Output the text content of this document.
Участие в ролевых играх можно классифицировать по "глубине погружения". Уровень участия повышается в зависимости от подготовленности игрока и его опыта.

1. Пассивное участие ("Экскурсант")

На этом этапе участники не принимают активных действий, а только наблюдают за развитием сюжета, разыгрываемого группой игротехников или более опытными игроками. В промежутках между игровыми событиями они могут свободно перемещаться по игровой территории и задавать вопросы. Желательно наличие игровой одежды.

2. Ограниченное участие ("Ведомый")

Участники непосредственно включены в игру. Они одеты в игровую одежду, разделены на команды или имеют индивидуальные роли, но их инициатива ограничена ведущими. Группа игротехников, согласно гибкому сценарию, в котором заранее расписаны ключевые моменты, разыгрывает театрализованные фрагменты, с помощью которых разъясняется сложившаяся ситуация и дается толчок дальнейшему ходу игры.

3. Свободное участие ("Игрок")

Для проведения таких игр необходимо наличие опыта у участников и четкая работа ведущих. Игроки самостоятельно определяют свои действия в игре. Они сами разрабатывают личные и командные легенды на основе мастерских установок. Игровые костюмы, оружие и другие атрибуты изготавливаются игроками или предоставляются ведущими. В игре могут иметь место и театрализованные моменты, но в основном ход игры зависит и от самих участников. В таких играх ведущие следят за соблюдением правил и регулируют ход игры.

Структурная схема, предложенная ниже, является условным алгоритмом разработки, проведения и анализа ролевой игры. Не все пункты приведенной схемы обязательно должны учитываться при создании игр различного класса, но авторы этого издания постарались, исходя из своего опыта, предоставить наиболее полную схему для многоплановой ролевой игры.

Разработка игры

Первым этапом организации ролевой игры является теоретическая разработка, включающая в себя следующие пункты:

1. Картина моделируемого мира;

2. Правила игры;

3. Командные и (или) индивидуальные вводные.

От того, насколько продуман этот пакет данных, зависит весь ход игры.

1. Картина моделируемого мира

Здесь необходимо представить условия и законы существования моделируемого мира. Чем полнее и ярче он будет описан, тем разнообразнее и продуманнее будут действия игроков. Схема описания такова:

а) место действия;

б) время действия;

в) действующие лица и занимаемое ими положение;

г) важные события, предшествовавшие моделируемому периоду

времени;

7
* * *
Requirements:
Show all lines from the listing above in which "мира" appears.

Correct output:
1. Картина моделируемого мира;
1. Картина моделируемого мира
Здесь необходимо представить условия и законы существования моделируемого мира. Чем полнее и ярче он будет описан, тем разнообразнее и продуманнее будут действия игроков. Схема описания такова:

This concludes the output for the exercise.